--- BEGIN SOURCE EXTRACT ---
As long as direct democracy was impracticable within the confines of the modern territorial state, the claim that representative institutions constituted the truest form of self-government was just about plausible. But now, in the early twenty-first century, the claim about direct democracy being impossible at the national level and beyond is no longer credible. As the constraints of time and space have eroded, the ubiquitous assumption that we live in a democracy seems very far from reality. The American people may not all fit into Madison Square Garden, but they can assemble on virtual platforms and legislate remotely, if that is what they want. Yet almost no one desires to be that actively political, or to replace representation with more direct political responsibility. Asked to inform themselves about the important political issues of the day, most citizens politely decline. If forced to hold an informed opinion on every law and regulation, many would gladly mount the barricades to defend their right not to rule themselves in such a burdensome manner. The challenge posed by information technology lies not in the possibility that we might adopt more direct forms of democracy but in the disquieting recognition that we no longer dream of ruling ourselves.
In short, democracy understood as self-government is now once again possible in the technical age. Such techno-democratic possibility is not, however, leading to more democracy. Thus, Meaney and Mounk conclude, technology allows us to see through the illusions of democracy as hypocritical and hollow.
The very word “democracy” indicts the political reality of most modern states. It takes a considerable degree of delusion to believe that any modern government has been “by” the people in anything but the most incidental way. In the digital age, the claim that the political participation of the people in decision-making makes democracy a legitimate form of government is only that much hollower. Its sole lingering claim to legitimacy—that it allows the people the regular chance to remove leaders who displease them—is distinctly less inspiring. Democracy was once a comforting fiction. Has it become an uninhabitable one?
Such arguments by “unmasking” are attractive and popular today. They work, as Peter Baehr argued recently in a talk at the Arendt Center, through the logic of exposure, by accusing “a person, argument or way of life of being fundamentally defective.” It may be that there are populist democratic revolts happening in Turkey and Thailand, revolts that are unsettling to elites. Similarly, the democratic energies of the Tea Party and Occupy Wall Street are seen by many as evidence of the crisis of democracy. Democracy, it is said, is defective, based on a deception and buttressed by illusion. But it hardly does a service to truth to see democratic ferment as proof of the end of democracy.
Meaney and Mounck argue that there are three main reasons that have brought democracy to the brink of crisis. First, the interrelation of democracies within a global financial world means that democratic leaders are increasingly beholden to banks and financiers than to their citizens.
[W]ith world trade more pervasive, and with the domestic economies of even the most affluent nations deeply dependent on foreign investments, the ideological predilections of a few governments have become the preoccupation of all. There is a reason why all mainstream politicians now make decisions based on variables such as the risk of capital flight and the reactions of bond rating agencies, rather than on traditional calculations about the will of their electorates. As the German economist Wolfgang Streeck has argued, this shift in political calculus occurred because the most significant constituency of democracies is no longer voters but the creditors of public debt.
Second, democracies have come to be associated not just with self-government, but with good government leading to peace and plenty. But this is a fallacy. There is no reason that democracies will be better governed than autocracies or that economic growth in democracies will outperform that of autocracies. This creates an “expectations gap” in which people demand of democracies a level of success they cannot deliver.
--- END SOURCE EXTRACT ---
--- BEGIN DATASET ---
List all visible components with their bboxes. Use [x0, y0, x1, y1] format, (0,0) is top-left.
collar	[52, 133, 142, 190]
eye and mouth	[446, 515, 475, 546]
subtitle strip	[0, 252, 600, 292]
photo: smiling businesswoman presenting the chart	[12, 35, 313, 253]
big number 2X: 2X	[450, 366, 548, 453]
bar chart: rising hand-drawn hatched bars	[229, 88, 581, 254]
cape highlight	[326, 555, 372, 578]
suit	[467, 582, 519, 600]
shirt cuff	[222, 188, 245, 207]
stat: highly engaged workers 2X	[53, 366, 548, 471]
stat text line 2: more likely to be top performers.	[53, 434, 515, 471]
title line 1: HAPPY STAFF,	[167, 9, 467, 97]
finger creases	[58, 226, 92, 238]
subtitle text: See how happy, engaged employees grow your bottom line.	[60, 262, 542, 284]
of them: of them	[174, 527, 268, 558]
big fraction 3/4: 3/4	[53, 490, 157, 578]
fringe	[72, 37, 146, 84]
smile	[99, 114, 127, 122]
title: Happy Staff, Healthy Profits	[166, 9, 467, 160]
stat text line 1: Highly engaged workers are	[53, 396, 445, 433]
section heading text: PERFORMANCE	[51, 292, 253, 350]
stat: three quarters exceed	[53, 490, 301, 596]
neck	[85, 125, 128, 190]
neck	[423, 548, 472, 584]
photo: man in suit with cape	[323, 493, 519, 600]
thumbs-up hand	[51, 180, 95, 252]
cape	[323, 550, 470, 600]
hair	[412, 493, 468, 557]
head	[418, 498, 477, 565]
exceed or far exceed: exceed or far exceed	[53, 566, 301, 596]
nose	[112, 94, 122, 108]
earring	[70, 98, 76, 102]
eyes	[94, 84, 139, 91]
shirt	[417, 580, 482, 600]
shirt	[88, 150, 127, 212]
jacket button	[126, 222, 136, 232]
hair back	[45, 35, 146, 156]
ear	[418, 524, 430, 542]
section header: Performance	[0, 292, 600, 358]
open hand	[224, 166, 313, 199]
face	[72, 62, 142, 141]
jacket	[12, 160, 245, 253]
--- END DATASET ---
__WRITTEN TASK A__: Render the listing as a Markdown table with the columns Row and Line, omitting blank lines: begin at the listing's first line and stop after the line that contains "366, 548, 453]".
__WRITTEN TASK B__: Write the next portion of the essay on the crisis of democracy, starting after its final sentence.
The essay on democracy and the listing come from unrelated sources.

__EXPECTED OUTPUT A__:
| Row | Line |
|---|---|
| 1 | List all visible components with their bboxes. Use [x0, y0, x1, y1] format, (0,0) is top-left. |
| 2 | collar	[52, 133, 142, 190] |
| 3 | eye and mouth	[446, 515, 475, 546] |
| 4 | subtitle strip	[0, 252, 600, 292] |
| 5 | photo: smiling businesswoman presenting the chart	[12, 35, 313, 253] |
| 6 | big number 2X: 2X	[450, 366, 548, 453] |

__EXPECTED OUTPUT B__:
Third, democracy has largely been sold around the world as “synonymous with modernization, economic uplift and individual self-realization.” Democratic politicians, often an elite, wrapped their power in largesse and growth that papered over important religious and moral differences. Today populism in Thailand, Egypt, and Turkey clashes with the clientism of democratic rulers and threatens the quasi-democratic alliance of the elites and the masses.
Meaney and Mounk are no doubt correct in perceiving challenges to democracy today. And they are right that democratic citizens consistently prefer technocratic competence over democratic dissent and debate. As they write,
…we live in highly bureaucratic states that require ever-increasing degrees of technical competence. We expect our governments to do more and to do it better. The more our expectations are addressed, the more bureaucratic and opaque government becomes and the less democratic control is possible.
The danger of representative democracy is that it imagines government as something we outsource to a professional class so that we can get on with what is most important in our lives. There is a decided similarity between representative democracy and technocracy, in that both presume that political administration is a necessary but uninspiring activity to be avoided and relegated to a class of bureaucrats and technocrats. The threat of representative democracy is that it is founded upon and regenerates an anti-political and apolitical culture, one that imagines politics as menial work to be done by others.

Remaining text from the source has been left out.